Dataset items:

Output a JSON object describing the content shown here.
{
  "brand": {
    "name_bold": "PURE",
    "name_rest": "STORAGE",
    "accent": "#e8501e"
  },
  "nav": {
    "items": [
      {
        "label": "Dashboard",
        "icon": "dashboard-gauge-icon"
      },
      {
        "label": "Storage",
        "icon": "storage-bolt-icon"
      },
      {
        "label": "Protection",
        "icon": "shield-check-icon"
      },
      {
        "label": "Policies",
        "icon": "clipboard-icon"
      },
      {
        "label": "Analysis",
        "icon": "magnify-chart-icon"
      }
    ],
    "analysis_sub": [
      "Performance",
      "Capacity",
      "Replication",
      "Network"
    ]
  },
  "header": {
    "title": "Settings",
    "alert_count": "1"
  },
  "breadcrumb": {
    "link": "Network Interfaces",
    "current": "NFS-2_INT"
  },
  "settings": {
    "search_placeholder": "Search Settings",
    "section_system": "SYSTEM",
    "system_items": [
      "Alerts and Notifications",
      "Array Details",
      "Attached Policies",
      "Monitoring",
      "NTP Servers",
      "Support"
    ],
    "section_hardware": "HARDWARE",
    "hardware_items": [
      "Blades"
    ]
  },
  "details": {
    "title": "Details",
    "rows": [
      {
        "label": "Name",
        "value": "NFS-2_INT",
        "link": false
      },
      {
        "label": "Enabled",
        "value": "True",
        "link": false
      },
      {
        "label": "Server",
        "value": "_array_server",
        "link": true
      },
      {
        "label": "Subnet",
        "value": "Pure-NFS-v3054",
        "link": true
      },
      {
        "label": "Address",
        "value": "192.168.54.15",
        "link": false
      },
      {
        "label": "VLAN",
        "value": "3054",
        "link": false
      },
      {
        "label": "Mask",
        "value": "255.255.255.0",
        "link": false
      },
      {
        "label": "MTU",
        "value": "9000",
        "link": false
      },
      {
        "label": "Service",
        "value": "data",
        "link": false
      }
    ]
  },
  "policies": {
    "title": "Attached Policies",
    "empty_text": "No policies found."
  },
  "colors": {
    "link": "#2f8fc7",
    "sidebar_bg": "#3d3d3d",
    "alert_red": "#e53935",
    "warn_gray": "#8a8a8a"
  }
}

§ **Task to carry out**:
Write the material out exactly, with nothing left out.

§ **Output for this exercise**:
Output a JSON object describing the content shown here.
{
  "brand": {
    "name_bold": "PURE",
    "name_rest": "STORAGE",
    "accent": "#e8501e"
  },
  "nav": {
    "items": [
      {
        "label": "Dashboard",
        "icon": "dashboard-gauge-icon"
      },
      {
        "label": "Storage",
        "icon": "storage-bolt-icon"
      },
      {
        "label": "Protection",
        "icon": "shield-check-icon"
      },
      {
        "label": "Policies",
        "icon": "clipboard-icon"
      },
      {
        "label": "Analysis",
        "icon": "magnify-chart-icon"
      }
    ],
    "analysis_sub": [
      "Performance",
      "Capacity",
      "Replication",
      "Network"
    ]
  },
  "header": {
    "title": "Settings",
    "alert_count": "1"
  },
  "breadcrumb": {
    "link": "Network Interfaces",
    "current": "NFS-2_INT"
  },
  "settings": {
    "search_placeholder": "Search Settings",
    "section_system": "SYSTEM",
    "system_items": [
      "Alerts and Notifications",
      "Array Details",
      "Attached Policies",
      "Monitoring",
      "NTP Servers",
      "Support"
    ],
    "section_hardware": "HARDWARE",
    "hardware_items": [
      "Blades"
    ]
  },
  "details": {
    "title": "Details",
    "rows": [
      {
        "label": "Name",
        "value": "NFS-2_INT",
        "link": false
      },
      {
        "label": "Enabled",
        "value": "True",
        "link": false
      },
      {
        "label": "Server",
        "value": "_array_server",
        "link": true
      },
      {
        "label": "Subnet",
        "value": "Pure-NFS-v3054",
        "link": true
      },
      {
        "label": "Address",
        "value": "192.168.54.15",
        "link": false
      },
      {
        "label": "VLAN",
        "value": "3054",
        "link": false
      },
      {
        "label": "Mask",
        "value": "255.255.255.0",
        "link": false
      },
      {
        "label": "MTU",
        "value": "9000",
        "link": false
      },
      {
        "label": "Service",
        "value": "data",
        "link": false
      }
    ]
  },
  "policies": {
    "title": "Attached Policies",
    "empty_text": "No policies found."
  },
  "colors": {
    "link": "#2f8fc7",
    "sidebar_bg": "#3d3d3d",
    "alert_red": "#e53935",
    "warn_gray": "#8a8a8a"
  }
}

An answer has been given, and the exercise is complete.